Extracted records:
==================================================

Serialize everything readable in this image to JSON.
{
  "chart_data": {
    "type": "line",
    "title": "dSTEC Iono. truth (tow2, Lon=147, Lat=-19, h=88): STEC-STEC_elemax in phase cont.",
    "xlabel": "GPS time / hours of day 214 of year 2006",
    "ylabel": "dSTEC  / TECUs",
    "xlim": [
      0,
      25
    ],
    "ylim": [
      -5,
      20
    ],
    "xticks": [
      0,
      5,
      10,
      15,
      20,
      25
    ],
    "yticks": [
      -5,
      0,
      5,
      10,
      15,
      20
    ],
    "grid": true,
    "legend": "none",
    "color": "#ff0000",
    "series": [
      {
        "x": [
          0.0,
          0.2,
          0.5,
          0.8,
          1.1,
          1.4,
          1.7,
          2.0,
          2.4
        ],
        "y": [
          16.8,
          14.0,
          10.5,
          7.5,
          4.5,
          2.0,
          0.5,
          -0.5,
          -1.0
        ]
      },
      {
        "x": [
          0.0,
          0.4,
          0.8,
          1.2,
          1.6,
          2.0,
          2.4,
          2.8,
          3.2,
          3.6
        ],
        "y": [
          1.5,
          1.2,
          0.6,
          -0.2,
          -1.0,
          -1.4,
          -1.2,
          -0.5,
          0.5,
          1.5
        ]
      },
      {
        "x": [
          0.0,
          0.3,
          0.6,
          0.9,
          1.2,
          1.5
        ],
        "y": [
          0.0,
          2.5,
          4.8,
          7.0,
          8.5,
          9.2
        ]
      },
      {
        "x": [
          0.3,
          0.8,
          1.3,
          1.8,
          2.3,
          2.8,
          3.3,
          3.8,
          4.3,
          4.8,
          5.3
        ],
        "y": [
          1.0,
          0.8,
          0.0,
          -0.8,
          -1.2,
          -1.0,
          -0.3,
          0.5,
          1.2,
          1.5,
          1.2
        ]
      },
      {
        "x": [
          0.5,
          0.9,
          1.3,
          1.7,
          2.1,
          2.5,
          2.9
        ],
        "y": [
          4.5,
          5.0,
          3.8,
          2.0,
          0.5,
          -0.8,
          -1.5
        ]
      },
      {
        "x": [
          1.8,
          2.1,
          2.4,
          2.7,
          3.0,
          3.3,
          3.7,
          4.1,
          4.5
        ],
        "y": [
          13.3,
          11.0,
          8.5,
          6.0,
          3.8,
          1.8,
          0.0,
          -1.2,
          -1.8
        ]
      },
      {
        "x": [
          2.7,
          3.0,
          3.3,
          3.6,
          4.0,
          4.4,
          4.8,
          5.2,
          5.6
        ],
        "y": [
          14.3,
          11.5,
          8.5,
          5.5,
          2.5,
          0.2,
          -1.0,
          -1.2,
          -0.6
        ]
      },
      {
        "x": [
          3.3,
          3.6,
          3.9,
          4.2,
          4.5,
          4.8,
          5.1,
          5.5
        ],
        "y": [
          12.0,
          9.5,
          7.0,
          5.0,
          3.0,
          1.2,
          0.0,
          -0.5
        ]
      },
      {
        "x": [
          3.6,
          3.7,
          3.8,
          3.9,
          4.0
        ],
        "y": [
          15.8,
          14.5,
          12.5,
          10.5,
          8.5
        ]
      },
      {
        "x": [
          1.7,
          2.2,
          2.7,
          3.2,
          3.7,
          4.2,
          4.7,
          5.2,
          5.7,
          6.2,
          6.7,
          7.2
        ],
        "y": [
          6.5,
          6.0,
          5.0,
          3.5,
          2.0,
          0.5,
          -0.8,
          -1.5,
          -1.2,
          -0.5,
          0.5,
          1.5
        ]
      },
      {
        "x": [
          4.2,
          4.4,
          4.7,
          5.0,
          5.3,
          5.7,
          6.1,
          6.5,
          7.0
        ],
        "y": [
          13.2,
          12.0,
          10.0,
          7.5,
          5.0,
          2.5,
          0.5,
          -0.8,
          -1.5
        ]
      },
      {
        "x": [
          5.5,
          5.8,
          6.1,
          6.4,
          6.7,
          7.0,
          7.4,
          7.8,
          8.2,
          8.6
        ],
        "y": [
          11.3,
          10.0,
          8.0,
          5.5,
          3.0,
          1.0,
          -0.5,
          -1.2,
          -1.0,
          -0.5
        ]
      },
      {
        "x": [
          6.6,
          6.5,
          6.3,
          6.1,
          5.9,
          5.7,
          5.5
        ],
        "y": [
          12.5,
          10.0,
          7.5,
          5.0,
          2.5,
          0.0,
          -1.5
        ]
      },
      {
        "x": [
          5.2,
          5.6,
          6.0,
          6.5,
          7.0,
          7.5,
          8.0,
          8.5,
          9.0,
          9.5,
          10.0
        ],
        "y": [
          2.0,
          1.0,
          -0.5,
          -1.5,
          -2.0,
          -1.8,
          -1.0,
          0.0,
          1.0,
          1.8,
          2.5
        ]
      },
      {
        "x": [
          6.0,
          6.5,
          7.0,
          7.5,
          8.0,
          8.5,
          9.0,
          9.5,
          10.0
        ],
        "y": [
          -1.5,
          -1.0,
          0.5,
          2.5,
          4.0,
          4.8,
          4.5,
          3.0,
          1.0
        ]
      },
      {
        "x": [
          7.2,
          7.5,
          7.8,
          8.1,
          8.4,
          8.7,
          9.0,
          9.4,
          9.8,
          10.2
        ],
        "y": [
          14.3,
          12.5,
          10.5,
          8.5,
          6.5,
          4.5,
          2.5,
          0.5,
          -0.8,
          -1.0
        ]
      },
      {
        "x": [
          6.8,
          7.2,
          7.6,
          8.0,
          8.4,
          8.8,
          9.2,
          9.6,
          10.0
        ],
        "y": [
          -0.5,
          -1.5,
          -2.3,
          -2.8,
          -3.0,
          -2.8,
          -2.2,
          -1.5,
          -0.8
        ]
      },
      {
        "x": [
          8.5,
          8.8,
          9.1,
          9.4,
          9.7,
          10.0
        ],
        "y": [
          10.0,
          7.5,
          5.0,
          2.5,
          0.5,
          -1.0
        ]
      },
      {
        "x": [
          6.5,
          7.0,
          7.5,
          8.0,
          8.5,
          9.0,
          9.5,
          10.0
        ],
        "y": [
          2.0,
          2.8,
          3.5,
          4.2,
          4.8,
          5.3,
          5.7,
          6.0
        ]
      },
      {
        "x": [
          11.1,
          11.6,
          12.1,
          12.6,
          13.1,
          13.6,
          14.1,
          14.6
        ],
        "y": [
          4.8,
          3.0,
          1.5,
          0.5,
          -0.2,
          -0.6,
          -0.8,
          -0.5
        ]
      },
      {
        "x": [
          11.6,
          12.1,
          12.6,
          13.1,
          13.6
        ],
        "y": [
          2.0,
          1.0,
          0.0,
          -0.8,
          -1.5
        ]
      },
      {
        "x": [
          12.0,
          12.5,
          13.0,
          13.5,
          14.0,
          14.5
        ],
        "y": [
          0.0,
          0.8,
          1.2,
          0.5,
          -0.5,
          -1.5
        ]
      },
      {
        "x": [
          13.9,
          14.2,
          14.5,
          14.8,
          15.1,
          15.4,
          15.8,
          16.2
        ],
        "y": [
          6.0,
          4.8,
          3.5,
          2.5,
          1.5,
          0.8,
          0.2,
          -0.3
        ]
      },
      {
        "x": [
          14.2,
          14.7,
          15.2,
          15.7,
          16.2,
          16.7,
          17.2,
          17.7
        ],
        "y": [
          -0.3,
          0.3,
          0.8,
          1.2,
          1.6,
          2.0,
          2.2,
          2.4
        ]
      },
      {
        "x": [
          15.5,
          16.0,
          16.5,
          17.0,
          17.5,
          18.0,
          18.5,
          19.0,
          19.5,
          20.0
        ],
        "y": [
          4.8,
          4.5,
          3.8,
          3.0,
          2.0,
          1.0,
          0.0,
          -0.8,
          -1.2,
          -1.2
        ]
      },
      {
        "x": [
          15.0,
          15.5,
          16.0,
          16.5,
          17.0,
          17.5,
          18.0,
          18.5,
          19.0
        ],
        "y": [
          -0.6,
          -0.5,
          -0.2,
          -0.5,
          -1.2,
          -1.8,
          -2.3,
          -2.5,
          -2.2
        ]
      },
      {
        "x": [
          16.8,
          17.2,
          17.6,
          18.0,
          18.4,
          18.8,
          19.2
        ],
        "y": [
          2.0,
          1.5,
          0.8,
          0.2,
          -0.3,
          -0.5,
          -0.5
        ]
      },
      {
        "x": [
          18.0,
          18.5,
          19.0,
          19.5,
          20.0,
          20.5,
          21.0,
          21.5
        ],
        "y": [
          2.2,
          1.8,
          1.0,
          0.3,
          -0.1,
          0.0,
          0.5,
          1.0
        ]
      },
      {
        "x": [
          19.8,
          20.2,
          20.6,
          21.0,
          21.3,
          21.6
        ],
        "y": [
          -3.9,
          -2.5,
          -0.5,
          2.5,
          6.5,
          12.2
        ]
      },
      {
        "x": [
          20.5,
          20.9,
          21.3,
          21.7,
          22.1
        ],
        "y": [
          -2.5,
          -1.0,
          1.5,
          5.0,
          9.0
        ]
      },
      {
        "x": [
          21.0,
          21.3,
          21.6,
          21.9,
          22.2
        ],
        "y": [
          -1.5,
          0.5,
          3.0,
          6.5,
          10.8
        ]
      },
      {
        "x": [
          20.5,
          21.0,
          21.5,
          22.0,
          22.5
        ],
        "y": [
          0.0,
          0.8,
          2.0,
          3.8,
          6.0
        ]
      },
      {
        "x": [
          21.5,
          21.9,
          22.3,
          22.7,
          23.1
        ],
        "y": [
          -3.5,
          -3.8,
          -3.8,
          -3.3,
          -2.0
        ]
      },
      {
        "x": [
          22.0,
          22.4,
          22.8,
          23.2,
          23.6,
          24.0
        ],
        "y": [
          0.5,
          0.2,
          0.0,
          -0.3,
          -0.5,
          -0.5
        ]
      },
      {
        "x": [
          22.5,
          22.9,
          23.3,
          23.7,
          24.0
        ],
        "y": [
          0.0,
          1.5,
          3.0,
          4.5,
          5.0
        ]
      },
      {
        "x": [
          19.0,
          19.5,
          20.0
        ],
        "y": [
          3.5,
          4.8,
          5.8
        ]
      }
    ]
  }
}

==================================================

Return each line among the entries that holds the word "dSTEC".

    "title": "dSTEC Iono. truth (tow2, Lon=147, Lat=-19, h=88): STEC-STEC_elemax in phase cont.",
    "ylabel": "dSTEC  / TECUs",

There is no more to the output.